Select all lines in the records that include "subtitle".

Recorded information:
○ ○ ○ ○ ○ ○ ○

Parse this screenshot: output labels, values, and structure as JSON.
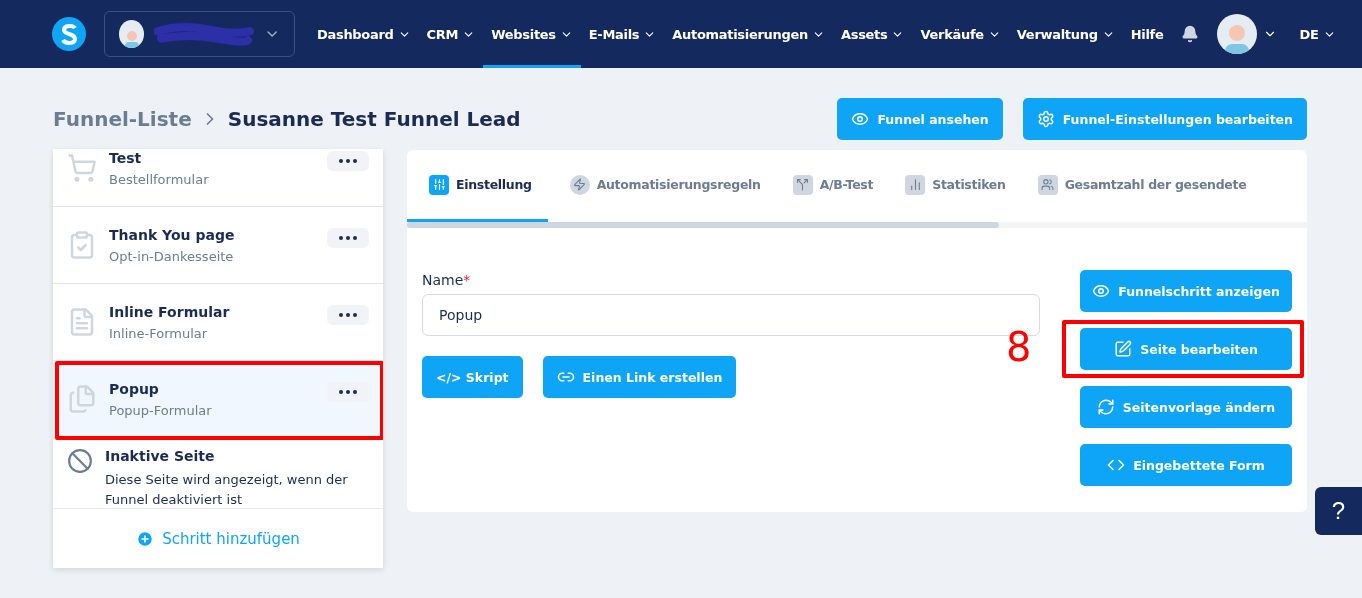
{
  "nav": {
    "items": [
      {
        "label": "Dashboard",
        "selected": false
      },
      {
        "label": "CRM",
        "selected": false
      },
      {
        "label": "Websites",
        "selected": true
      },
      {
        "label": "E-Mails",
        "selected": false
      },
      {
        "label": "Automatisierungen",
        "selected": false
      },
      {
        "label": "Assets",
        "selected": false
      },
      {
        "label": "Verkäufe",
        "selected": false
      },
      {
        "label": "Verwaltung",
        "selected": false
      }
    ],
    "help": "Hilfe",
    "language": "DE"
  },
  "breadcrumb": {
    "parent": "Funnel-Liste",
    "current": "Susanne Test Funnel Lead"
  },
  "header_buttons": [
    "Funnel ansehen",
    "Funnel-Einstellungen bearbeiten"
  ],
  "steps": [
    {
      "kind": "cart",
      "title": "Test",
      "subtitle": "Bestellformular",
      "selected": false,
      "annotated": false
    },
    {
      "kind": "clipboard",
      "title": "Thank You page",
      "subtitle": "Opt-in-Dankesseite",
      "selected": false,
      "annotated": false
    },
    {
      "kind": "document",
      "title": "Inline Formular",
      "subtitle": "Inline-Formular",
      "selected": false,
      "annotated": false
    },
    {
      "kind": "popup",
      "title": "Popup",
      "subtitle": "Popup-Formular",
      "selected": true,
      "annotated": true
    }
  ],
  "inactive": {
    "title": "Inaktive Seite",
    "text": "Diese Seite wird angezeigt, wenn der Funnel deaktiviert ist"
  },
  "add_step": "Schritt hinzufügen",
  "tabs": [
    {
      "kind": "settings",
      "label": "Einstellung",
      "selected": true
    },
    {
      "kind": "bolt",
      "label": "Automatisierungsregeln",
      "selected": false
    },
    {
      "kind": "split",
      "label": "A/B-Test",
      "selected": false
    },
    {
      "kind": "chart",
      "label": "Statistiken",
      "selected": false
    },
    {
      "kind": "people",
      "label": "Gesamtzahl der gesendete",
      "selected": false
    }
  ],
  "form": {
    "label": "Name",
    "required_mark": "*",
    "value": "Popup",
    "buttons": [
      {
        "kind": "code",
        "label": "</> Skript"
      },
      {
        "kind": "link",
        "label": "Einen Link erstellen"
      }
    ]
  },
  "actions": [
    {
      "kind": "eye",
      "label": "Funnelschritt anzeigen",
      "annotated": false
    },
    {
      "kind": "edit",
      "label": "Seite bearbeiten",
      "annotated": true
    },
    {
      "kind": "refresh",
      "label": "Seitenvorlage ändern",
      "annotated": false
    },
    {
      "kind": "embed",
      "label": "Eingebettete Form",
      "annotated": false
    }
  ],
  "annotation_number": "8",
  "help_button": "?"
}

○ ○ ○ ○ ○ ○ ○

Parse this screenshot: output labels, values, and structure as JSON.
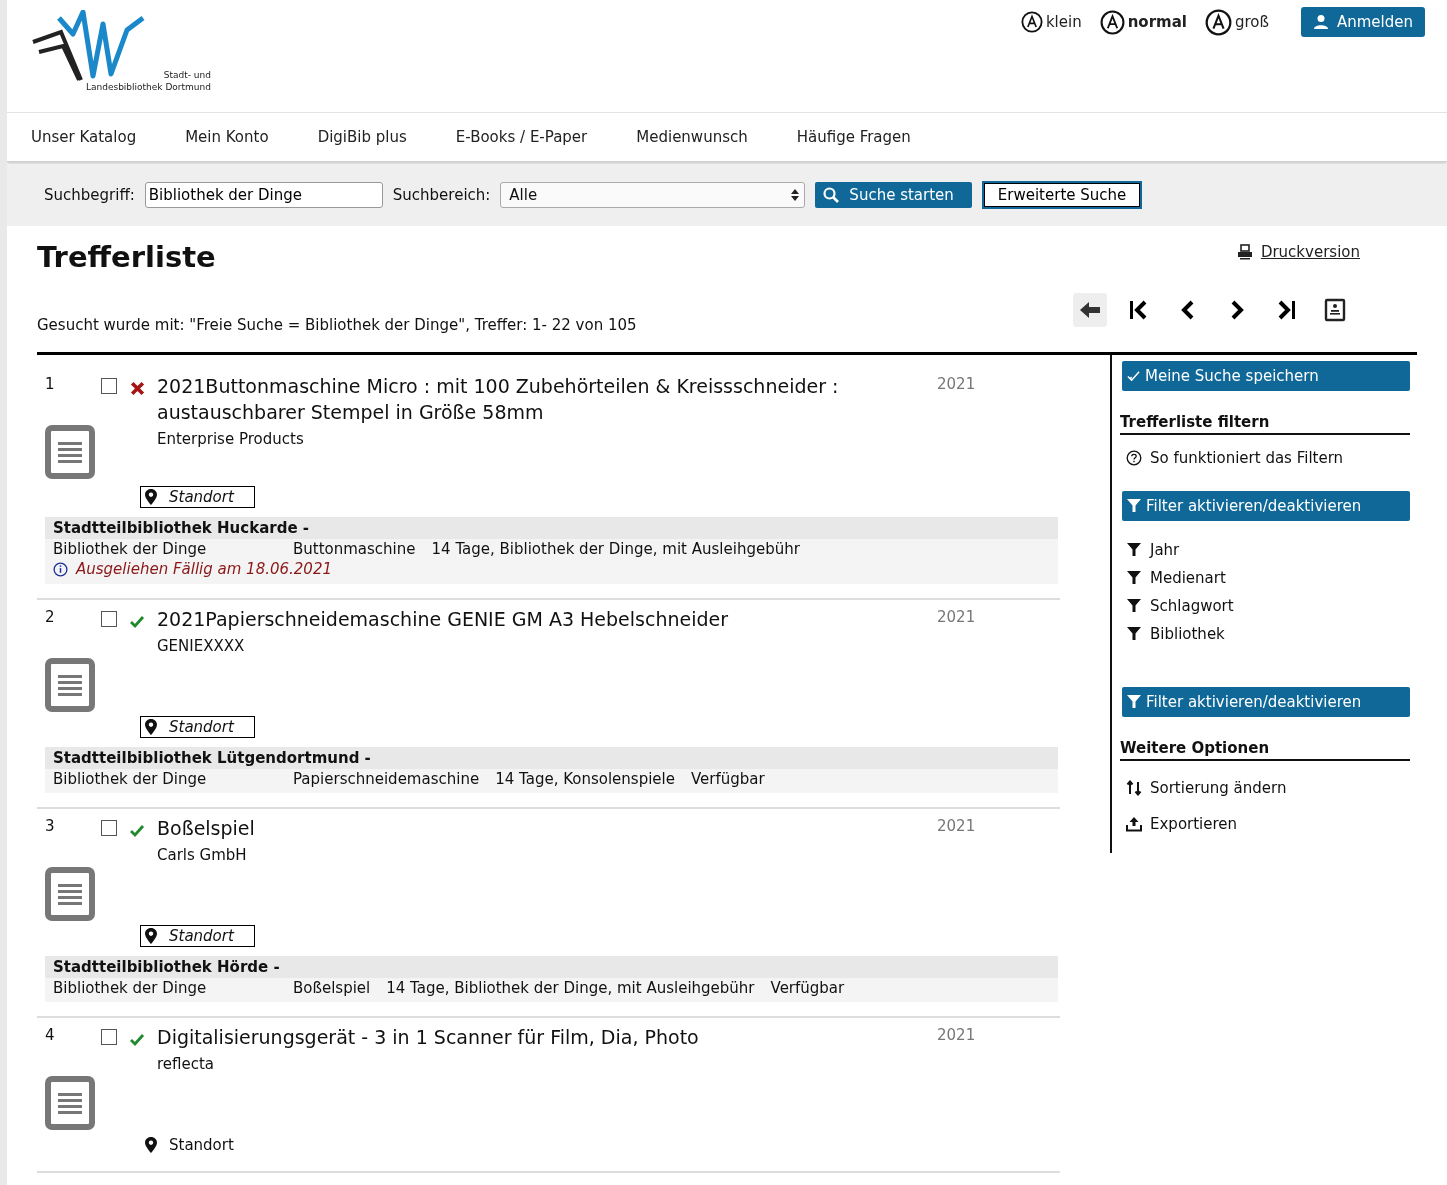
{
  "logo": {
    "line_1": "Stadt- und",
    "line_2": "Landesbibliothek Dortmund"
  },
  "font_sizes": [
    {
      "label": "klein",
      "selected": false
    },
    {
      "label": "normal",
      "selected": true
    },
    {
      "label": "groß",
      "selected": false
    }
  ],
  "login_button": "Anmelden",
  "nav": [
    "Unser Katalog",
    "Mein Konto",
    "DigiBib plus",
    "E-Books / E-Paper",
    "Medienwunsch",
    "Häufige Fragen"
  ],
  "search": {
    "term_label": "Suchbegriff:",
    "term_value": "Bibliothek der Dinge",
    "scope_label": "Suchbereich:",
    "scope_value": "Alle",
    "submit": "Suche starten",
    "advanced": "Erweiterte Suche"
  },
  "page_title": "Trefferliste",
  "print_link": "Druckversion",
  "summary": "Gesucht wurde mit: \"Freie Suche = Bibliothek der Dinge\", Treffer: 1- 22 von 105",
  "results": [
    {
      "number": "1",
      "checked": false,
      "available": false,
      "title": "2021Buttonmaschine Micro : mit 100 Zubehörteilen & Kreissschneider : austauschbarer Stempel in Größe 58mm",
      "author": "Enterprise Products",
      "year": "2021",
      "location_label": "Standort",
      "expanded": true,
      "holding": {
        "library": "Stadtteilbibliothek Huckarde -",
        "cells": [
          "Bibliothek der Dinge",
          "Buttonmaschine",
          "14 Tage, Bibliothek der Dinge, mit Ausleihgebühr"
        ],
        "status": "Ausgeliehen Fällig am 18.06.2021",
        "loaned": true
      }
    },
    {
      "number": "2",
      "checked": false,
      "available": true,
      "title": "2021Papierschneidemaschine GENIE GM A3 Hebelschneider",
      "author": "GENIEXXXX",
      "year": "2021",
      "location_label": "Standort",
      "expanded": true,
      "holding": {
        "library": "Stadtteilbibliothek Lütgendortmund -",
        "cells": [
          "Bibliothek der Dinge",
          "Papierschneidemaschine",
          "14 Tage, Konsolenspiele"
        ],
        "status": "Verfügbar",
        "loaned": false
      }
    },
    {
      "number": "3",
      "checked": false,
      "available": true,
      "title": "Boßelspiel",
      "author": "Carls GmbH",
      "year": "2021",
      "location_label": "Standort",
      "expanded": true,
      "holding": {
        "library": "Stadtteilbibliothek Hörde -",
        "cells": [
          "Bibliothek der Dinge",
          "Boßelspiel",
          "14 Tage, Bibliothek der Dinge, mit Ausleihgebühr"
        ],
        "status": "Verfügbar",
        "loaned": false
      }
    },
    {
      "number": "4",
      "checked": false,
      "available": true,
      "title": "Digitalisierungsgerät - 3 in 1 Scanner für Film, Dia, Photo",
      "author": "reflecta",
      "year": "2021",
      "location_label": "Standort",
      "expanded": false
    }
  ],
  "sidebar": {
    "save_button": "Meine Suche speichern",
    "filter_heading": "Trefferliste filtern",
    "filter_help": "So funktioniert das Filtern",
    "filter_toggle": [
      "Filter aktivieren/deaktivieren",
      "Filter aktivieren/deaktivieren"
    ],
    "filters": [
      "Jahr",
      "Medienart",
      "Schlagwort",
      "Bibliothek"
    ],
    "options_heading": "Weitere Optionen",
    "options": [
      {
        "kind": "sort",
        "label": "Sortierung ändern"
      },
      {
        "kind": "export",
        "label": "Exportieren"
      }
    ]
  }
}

○ ○ ○ ○ ○ ○ ○

Task response:
      "subtitle": "Bestellformular",
      "subtitle": "Opt-in-Dankesseite",
      "subtitle": "Inline-Formular",
      "subtitle": "Popup-Formular",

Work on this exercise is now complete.